Extracted records:
● ● ● ● ●

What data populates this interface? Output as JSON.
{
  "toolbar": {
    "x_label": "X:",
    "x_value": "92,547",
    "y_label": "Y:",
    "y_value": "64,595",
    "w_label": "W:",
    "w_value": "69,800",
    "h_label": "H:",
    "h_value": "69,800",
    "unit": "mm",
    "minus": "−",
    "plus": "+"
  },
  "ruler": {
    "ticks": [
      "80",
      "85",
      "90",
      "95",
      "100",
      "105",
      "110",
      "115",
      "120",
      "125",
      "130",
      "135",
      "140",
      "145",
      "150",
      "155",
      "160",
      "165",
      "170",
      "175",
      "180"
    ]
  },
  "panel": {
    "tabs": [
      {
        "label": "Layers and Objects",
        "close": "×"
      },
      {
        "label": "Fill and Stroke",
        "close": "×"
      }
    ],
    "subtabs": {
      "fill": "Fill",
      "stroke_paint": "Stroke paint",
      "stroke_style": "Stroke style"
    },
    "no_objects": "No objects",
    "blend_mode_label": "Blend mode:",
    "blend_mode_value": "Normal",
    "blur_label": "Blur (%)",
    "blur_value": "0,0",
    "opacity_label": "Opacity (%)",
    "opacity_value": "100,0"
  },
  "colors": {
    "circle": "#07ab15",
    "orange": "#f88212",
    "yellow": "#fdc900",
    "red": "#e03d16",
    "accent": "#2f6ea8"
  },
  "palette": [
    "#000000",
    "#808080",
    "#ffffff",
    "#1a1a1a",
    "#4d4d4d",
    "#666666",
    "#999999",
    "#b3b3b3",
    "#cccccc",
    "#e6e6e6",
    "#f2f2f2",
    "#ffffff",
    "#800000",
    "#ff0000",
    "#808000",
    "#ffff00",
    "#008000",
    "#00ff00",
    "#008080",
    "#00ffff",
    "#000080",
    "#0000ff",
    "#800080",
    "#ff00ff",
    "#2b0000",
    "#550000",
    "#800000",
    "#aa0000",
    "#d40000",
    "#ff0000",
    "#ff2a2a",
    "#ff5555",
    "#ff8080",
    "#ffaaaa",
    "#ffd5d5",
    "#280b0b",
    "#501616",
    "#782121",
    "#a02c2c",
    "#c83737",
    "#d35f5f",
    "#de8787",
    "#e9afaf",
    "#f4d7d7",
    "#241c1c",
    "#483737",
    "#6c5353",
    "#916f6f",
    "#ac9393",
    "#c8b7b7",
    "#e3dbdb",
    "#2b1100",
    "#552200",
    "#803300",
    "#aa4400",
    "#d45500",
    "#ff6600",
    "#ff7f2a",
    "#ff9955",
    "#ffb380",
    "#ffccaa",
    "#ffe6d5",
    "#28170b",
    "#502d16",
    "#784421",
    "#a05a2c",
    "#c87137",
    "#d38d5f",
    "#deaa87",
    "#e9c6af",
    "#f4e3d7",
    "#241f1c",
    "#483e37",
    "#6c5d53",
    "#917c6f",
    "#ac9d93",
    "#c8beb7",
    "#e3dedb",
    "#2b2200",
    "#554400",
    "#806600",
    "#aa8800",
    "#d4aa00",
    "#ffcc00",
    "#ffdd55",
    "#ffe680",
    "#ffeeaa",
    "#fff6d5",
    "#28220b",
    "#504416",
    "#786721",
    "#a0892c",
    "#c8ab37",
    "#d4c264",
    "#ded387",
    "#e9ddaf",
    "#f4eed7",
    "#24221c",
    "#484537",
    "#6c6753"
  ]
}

● ● ● ● ●

Copy out each line above, character for character.

What data populates this interface? Output as JSON.
{
  "toolbar": {
    "x_label": "X:",
    "x_value": "92,547",
    "y_label": "Y:",
    "y_value": "64,595",
    "w_label": "W:",
    "w_value": "69,800",
    "h_label": "H:",
    "h_value": "69,800",
    "unit": "mm",
    "minus": "−",
    "plus": "+"
  },
  "ruler": {
    "ticks": [
      "80",
      "85",
      "90",
      "95",
      "100",
      "105",
      "110",
      "115",
      "120",
      "125",
      "130",
      "135",
      "140",
      "145",
      "150",
      "155",
      "160",
      "165",
      "170",
      "175",
      "180"
    ]
  },
  "panel": {
    "tabs": [
      {
        "label": "Layers and Objects",
        "close": "×"
      },
      {
        "label": "Fill and Stroke",
        "close": "×"
      }
    ],
    "subtabs": {
      "fill": "Fill",
      "stroke_paint": "Stroke paint",
      "stroke_style": "Stroke style"
    },
    "no_objects": "No objects",
    "blend_mode_label": "Blend mode:",
    "blend_mode_value": "Normal",
    "blur_label": "Blur (%)",
    "blur_value": "0,0",
    "opacity_label": "Opacity (%)",
    "opacity_value": "100,0"
  },
  "colors": {
    "circle": "#07ab15",
    "orange": "#f88212",
    "yellow": "#fdc900",
    "red": "#e03d16",
    "accent": "#2f6ea8"
  },
  "palette": [
    "#000000",
    "#808080",
    "#ffffff",
    "#1a1a1a",
    "#4d4d4d",
    "#666666",
    "#999999",
    "#b3b3b3",
    "#cccccc",
    "#e6e6e6",
    "#f2f2f2",
    "#ffffff",
    "#800000",
    "#ff0000",
    "#808000",
    "#ffff00",
    "#008000",
    "#00ff00",
    "#008080",
    "#00ffff",
    "#000080",
    "#0000ff",
    "#800080",
    "#ff00ff",
    "#2b0000",
    "#550000",
    "#800000",
    "#aa0000",
    "#d40000",
    "#ff0000",
    "#ff2a2a",
    "#ff5555",
    "#ff8080",
    "#ffaaaa",
    "#ffd5d5",
    "#280b0b",
    "#501616",
    "#782121",
    "#a02c2c",
    "#c83737",
    "#d35f5f",
    "#de8787",
    "#e9afaf",
    "#f4d7d7",
    "#241c1c",
    "#483737",
    "#6c5353",
    "#916f6f",
    "#ac9393",
    "#c8b7b7",
    "#e3dbdb",
    "#2b1100",
    "#552200",
    "#803300",
    "#aa4400",
    "#d45500",
    "#ff6600",
    "#ff7f2a",
    "#ff9955",
    "#ffb380",
    "#ffccaa",
    "#ffe6d5",
    "#28170b",
    "#502d16",
    "#784421",
    "#a05a2c",
    "#c87137",
    "#d38d5f",
    "#deaa87",
    "#e9c6af",
    "#f4e3d7",
    "#241f1c",
    "#483e37",
    "#6c5d53",
    "#917c6f",
    "#ac9d93",
    "#c8beb7",
    "#e3dedb",
    "#2b2200",
    "#554400",
    "#806600",
    "#aa8800",
    "#d4aa00",
    "#ffcc00",
    "#ffdd55",
    "#ffe680",
    "#ffeeaa",
    "#fff6d5",
    "#28220b",
    "#504416",
    "#786721",
    "#a0892c",
    "#c8ab37",
    "#d4c264",
    "#ded387",
    "#e9ddaf",
    "#f4eed7",
    "#24221c",
    "#484537",
    "#6c6753"
  ]
}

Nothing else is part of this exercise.